Look through the entries and report how many lines include the word "резиновой". Give the number alone.

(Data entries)
##########
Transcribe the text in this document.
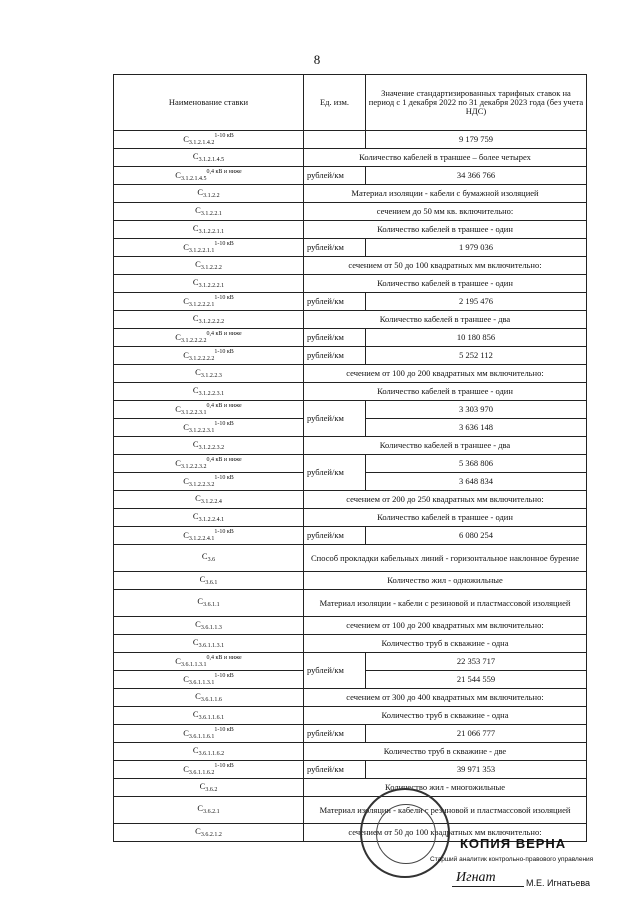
8
Наименование ставки	Ед. изм.	Значение стандартизированных тарифных ставок на период с 1 декабря 2022 по 31 декабря 2023 года (без учета НДС)
$C_{3.1.2.1.4.2}^{1-10 кВ}$		9 179 759
$C_{3.1.2.1.4.5}$	Количество кабелей в траншее – более четырех	
$C_{3.1.2.1.4.5}^{0,4 кВ и ниже}$	рублей/км	34 366 766
$C_{3.1.2.2}$	Материал изоляции - кабели с бумажной изоляцией	
$C_{3.1.2.2.1}$	сечением до 50 мм кв. включительно:	
$C_{3.1.2.2.1.1}$	Количество кабелей в траншее - один	
$C_{3.1.2.2.1.1}^{1-10 кВ}$	рублей/км	1 979 036
$C_{3.1.2.2.2}$	сечением от 50 до 100 квадратных мм включительно:	
$C_{3.1.2.2.2.1}$	Количество кабелей в траншее - один	
$C_{3.1.2.2.2.1}^{1-10 кВ}$	рублей/км	2 195 476
$C_{3.1.2.2.2.2}$	Количество кабелей в траншее - два	
$C_{3.1.2.2.2.2}^{0,4 кВ и ниже}$	рублей/км	10 180 856
$C_{3.1.2.2.2.2}^{1-10 кВ}$	рублей/км	5 252 112
$C_{3.1.2.2.3}$	сечением от 100 до 200 квадратных мм включительно:	
$C_{3.1.2.2.3.1}$	Количество кабелей в траншее - один	
$C_{3.1.2.2.3.1}^{0,4 кВ и ниже}$	рублей/км	3 303 970
$C_{3.1.2.2.3.1}^{1-10 кВ}$		3 636 148
$C_{3.1.2.2.3.2}$	Количество кабелей в траншее - два	
$C_{3.1.2.2.3.2}^{0,4 кВ и ниже}$	рублей/км	5 368 806
$C_{3.1.2.2.3.2}^{1-10 кВ}$		3 648 834
$C_{3.1.2.2.4}$	сечением от 200 до 250 квадратных мм включительно:	
$C_{3.1.2.2.4.1}$	Количество кабелей в траншее - один	
$C_{3.1.2.2.4.1}^{1-10 кВ}$	рублей/км	6 080 254
$C_{3.6}$	Способ прокладки кабельных линий - горизонтальное наклонное бурение	
$C_{3.6.1}$	Количество жил - одножильные	
$C_{3.6.1.1}$	Материал изоляции - кабели с резиновой и пластмассовой изоляцией	
$C_{3.6.1.1.3}$	сечением от 100 до 200 квадратных мм включительно:	
$C_{3.6.1.1.3.1}$	Количество труб в скважине - одна	
$C_{3.6.1.1.3.1}^{0,4 кВ и ниже}$	рублей/км	22 353 717
$C_{3.6.1.1.3.1}^{1-10 кВ}$		21 544 559
$C_{3.6.1.1.6}$	сечением от 300 до 400 квадратных мм включительно:	
$C_{3.6.1.1.6.1}$	Количество труб в скважине - одна	
$C_{3.6.1.1.6.1}^{1-10 кВ}$	рублей/км	21 066 777
$C_{3.6.1.1.6.2}$	Количество труб в скважине - две	
$C_{3.6.1.1.6.2}^{1-10 кВ}$	рублей/км	39 971 353
$C_{3.6.2}$	Количество жил - многожильные	
$C_{3.6.2.1}$	Материал изоляции - кабели с резиновой и пластмассовой изоляцией	
$C_{3.6.2.1.2}$	сечением от 50 до 100 квадратных мм включительно:	
КОПИЯ ВЕРНА
Старший аналитик контрольно-правового управления
Игнат	М.Е. Игнатьева
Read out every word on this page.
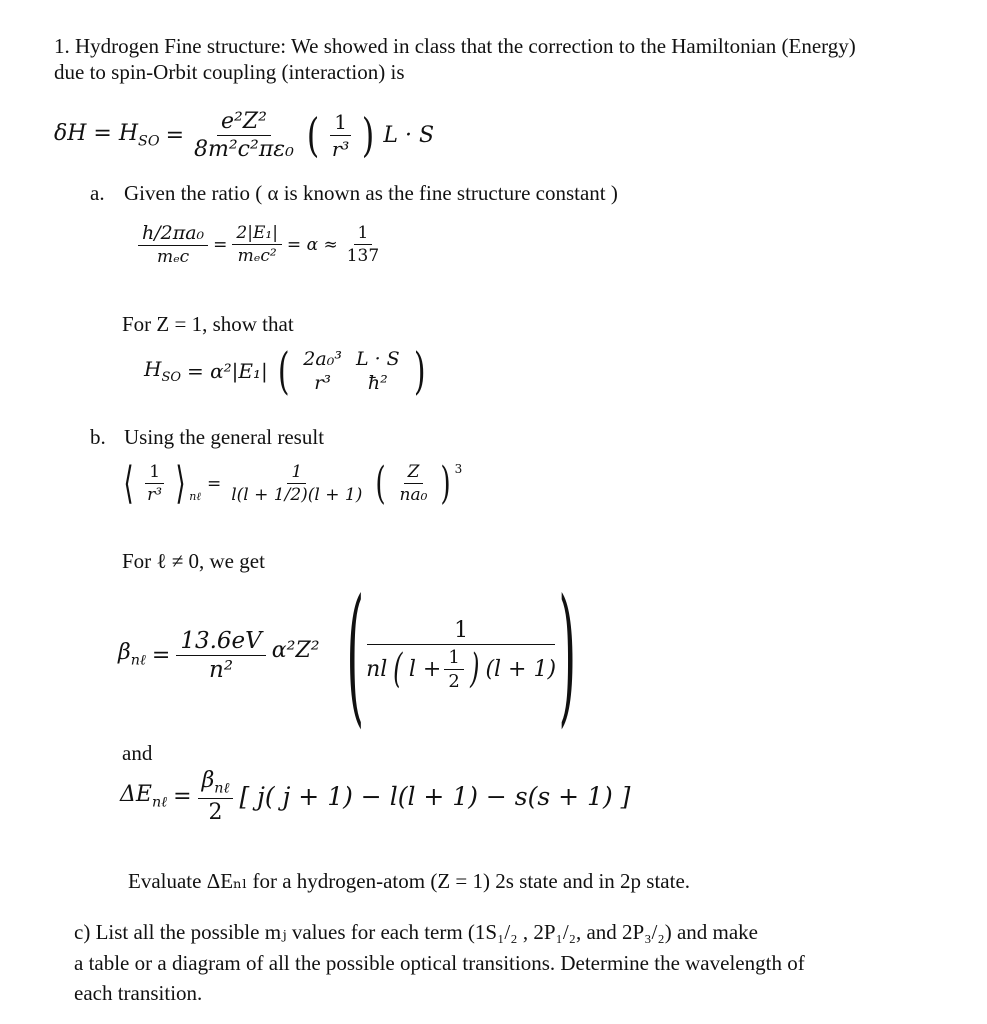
1. Hydrogen Fine structure: We showed in class that the correction to the Hamiltonian (Energy)
due to spin-Orbit coupling (interaction) is
$\delta H = H_{SO} = \frac{\text{e²Z²}}{\text{8m²c²πε₀}}$ ( $\frac{1}{\text{r³}}$ ) L · S
a. Given the ratio ( α is known as the fine structure constant )
$\frac{\text{h/2πa₀}}{\text{mₑc}} = \frac{\text{2|E₁|}}{\text{mₑc²}} = \alpha \approx \frac{1}{137}$
For Z = 1, show that
$H_{SO} = \alpha^2|E_1|$ ( 2a₀³
r³
L · S
ħ² )
b. Using the general result
⟨ $\frac{1}{\text{r³}}$ ⟩ nℓ
= $\frac{1}{l(l + 1/2)(l + 1)}$ ( $\frac{Z}{\text{na₀}}$ ) 3
For ℓ ≠ 0, we get
$\beta_{n\ell} = \frac{13.6eV}{\text{n²}} \alpha^2Z^2$ (	1
nl ( $l + \frac{1}{2}$ ) (l + 1) )
and
$\Delta E_{n\ell} = \frac{\beta_{n\ell}}{2}$ [ j( j + 1) − l(l + 1) − s(s + 1) ]
Evaluate ΔEₙₗ for a hydrogen-atom (Z = 1) 2s state and in 2p state.
c) List all the possible mⱼ values for each term (1S₁/₂ , 2P₁/₂, and 2P₃/₂) and make
a table or a diagram of all the possible optical transitions. Determine the wavelength of
each transition.
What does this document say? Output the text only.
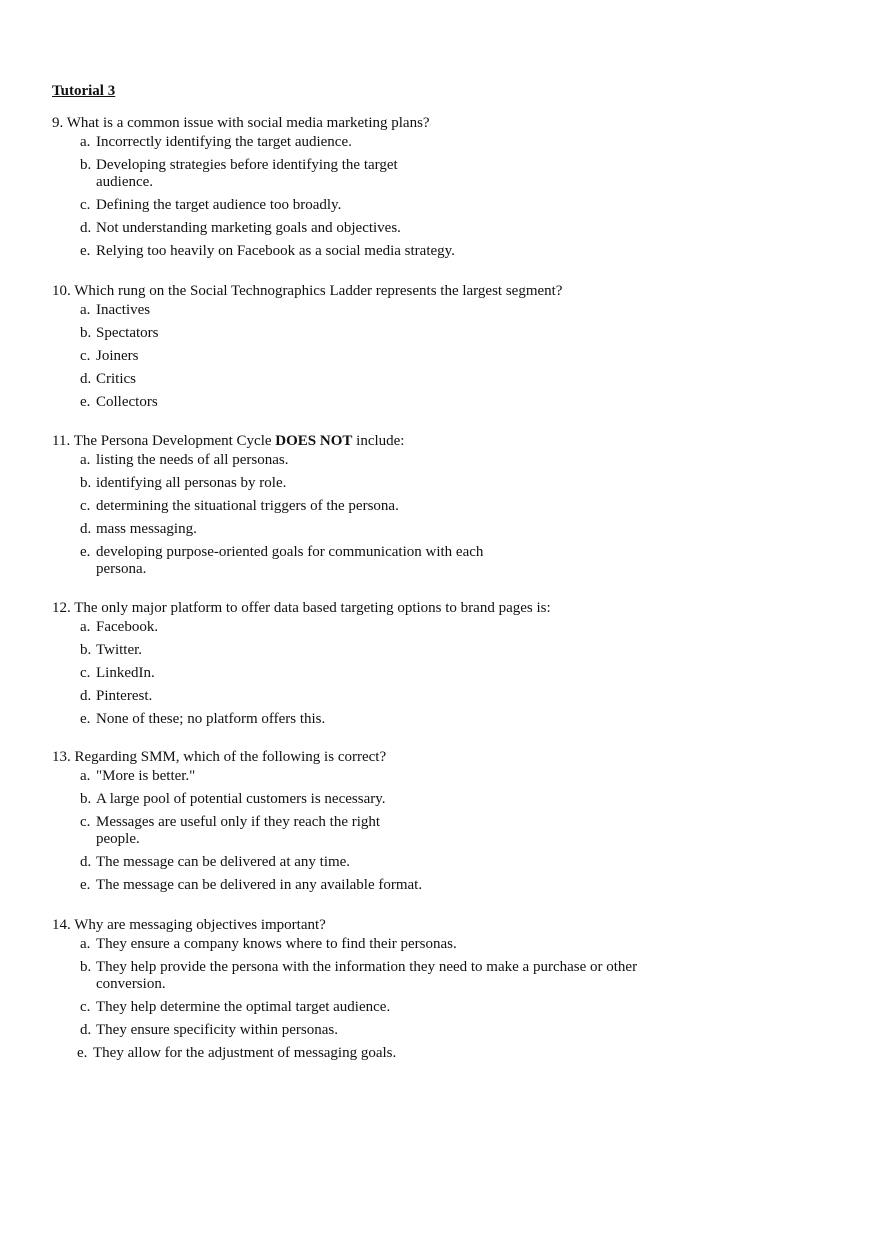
Tutorial 3

9. What is a common issue with social media marketing plans?

a. Incorrectly identifying the target audience.
b. Developing strategies before identifying the target audience.
c. Defining the target audience too broadly.
d. Not understanding marketing goals and objectives.
e. Relying too heavily on Facebook as a social media strategy.

10. Which rung on the Social Technographics Ladder represents the largest segment?

a. Inactives
b. Spectators
c. Joiners
d. Critics
e. Collectors

11. The Persona Development Cycle DOES NOT include:

a. listing the needs of all personas.
b. identifying all personas by role.
c. determining the situational triggers of the persona.
d. mass messaging.
e. developing purpose-oriented goals for communication with each persona.

12. The only major platform to offer data based targeting options to brand pages is:

a. Facebook.
b. Twitter.
c. LinkedIn.
d. Pinterest.
e. None of these; no platform offers this.

13. Regarding SMM, which of the following is correct?

a. "More is better."
b. A large pool of potential customers is necessary.
c. Messages are useful only if they reach the right people.
d. The message can be delivered at any time.
e. The message can be delivered in any available format.

14. Why are messaging objectives important?

a. They ensure a company knows where to find their personas.
b. They help provide the persona with the information they need to make a purchase or other conversion.
c. They help determine the optimal target audience.
d. They ensure specificity within personas.
e. They allow for the adjustment of messaging goals.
##########
[Written solution]
2